**Document segment:**
Thanks, everyone!! I placed an order, and even found a coupon code for the k9cuisine.com place!

They also let you order free samples, too! And free shipping!



Loisiana, I would do raw lamb if we could only do this for a couple weeks. But the vet wants to do this for 4 months, and I can't afford to feed Winnie raw lamb for 4 months, it's just too expensive. I love lamb, and only buy it a couple times a year for me!


----------



## CarolinaCasey (Jun 1, 2007)

If it doesn't work out, I've seen one client do well on the rabbit formula of Instinct by Nature's Variety.


----------



## 58loosy (Apr 18, 2010)

Both of my dogs are on wellness simple solution, my springer had bad seborrhea/ pyoridium and went on wellness and has not one flake, my golden had sensitive stomach so when we changed to adult I put her on simple solutions.


----------



## Lilliam (Apr 28, 2010)

@kwiland - I know I'm coming in late to his discussion and you've already decided, but you did ask on your original post about Evo. 
I'm a huge Evo fan, my dogs are on it and they have thrived on it. Only recently I've bought Orijen senior because Evo doesn't have a senior formula and my dogs are starting to put on an itsy bit of weight. I've lost the ability to go herding with them so Evo will get them a bit chubby now that their activity level has changed.
In short, I recommend Evo for active dogs, assuming there are no health issues aside from allergies.


----------

**Collection entries:**
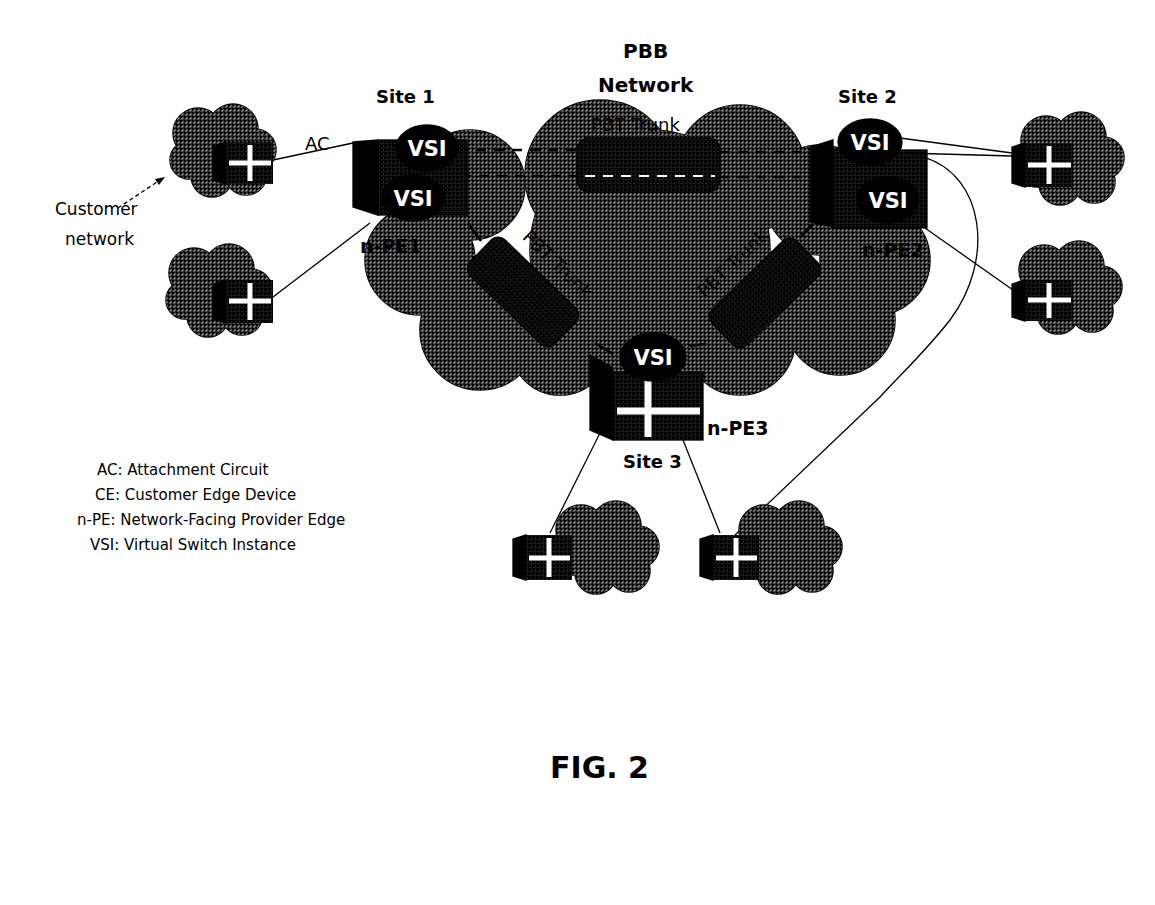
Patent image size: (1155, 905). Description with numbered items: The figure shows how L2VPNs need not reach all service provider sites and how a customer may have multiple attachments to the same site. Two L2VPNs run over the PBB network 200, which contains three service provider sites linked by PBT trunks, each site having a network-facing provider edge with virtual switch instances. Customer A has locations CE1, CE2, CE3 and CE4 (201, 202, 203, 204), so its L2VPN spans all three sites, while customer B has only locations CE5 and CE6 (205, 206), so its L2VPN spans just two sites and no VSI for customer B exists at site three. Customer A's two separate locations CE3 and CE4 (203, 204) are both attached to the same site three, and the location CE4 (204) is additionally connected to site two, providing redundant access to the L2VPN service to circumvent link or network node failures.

The PBB network 200 is at (578, 102).
The customer location CE1 201 is at (263, 142).
The customer location CE2 202 is at (1012, 150).
The customer location CE3 203 is at (543, 537).
The customer location CE4 204 is at (722, 537).
The customer location CE5 205 is at (273, 305).
The customer location CE6 206 is at (1013, 303).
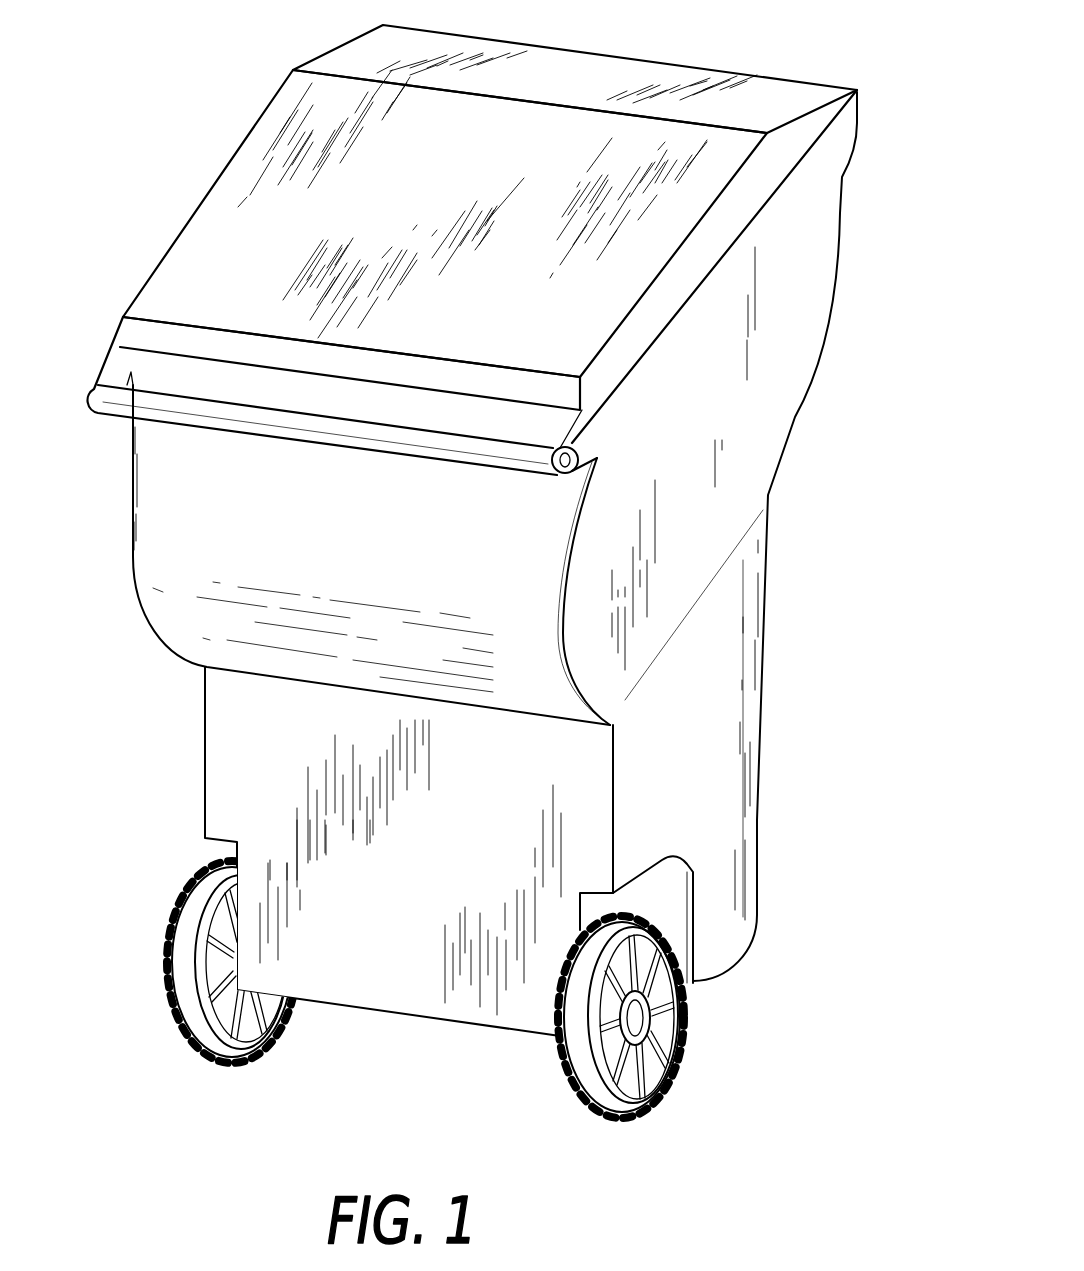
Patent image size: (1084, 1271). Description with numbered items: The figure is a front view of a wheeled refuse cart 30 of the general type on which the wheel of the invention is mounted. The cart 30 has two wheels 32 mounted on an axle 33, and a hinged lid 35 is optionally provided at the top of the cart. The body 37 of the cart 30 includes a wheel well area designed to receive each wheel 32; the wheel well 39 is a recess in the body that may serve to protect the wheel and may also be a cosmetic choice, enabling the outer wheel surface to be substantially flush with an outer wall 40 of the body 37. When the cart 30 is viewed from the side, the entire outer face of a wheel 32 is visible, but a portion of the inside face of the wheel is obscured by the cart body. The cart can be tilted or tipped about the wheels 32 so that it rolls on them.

**Exercises:**
a) Answer these questions about the dog food thread:
(i) For how long does the vet want Winnie's diet to continue?
(ii) Which formula did CarolinaCasey see one client do well on?
(iii) Which food are both of 58loosy's dogs on?
b) Rewrite the rows starting at the beginning of the rows and going on through the line with "The customer location CE6", replacing "service provider" with "carrier" and leaving everything else unchanged. Leave the pictures out of your answer.

**Solutions by task:**
a)
(i) 4 months
(ii) The rabbit formula of Instinct by Nature's Variety
(iii) Wellness simple solution

b)
Patent image size: (1155, 905). Description with numbered items: The figure shows how L2VPNs need not reach all carrier sites and how a customer may have multiple attachments to the same site. Two L2VPNs run over the PBB network 200, which contains three carrier sites linked by PBT trunks, each site having a network-facing provider edge with virtual switch instances. Customer A has locations CE1, CE2, CE3 and CE4 (201, 202, 203, 204), so its L2VPN spans all three sites, while customer B has only locations CE5 and CE6 (205, 206), so its L2VPN spans just two sites and no VSI for customer B exists at site three. Customer A's two separate locations CE3 and CE4 (203, 204) are both attached to the same site three, and the location CE4 (204) is additionally connected to site two, providing redundant access to the L2VPN service to circumvent link or network node failures.

The PBB network 200 is at (578, 102).
The customer location CE1 201 is at (263, 142).
The customer location CE2 202 is at (1012, 150).
The customer location CE3 203 is at (543, 537).
The customer location CE4 204 is at (722, 537).
The customer location CE5 205 is at (273, 305).
The customer location CE6 206 is at (1013, 303).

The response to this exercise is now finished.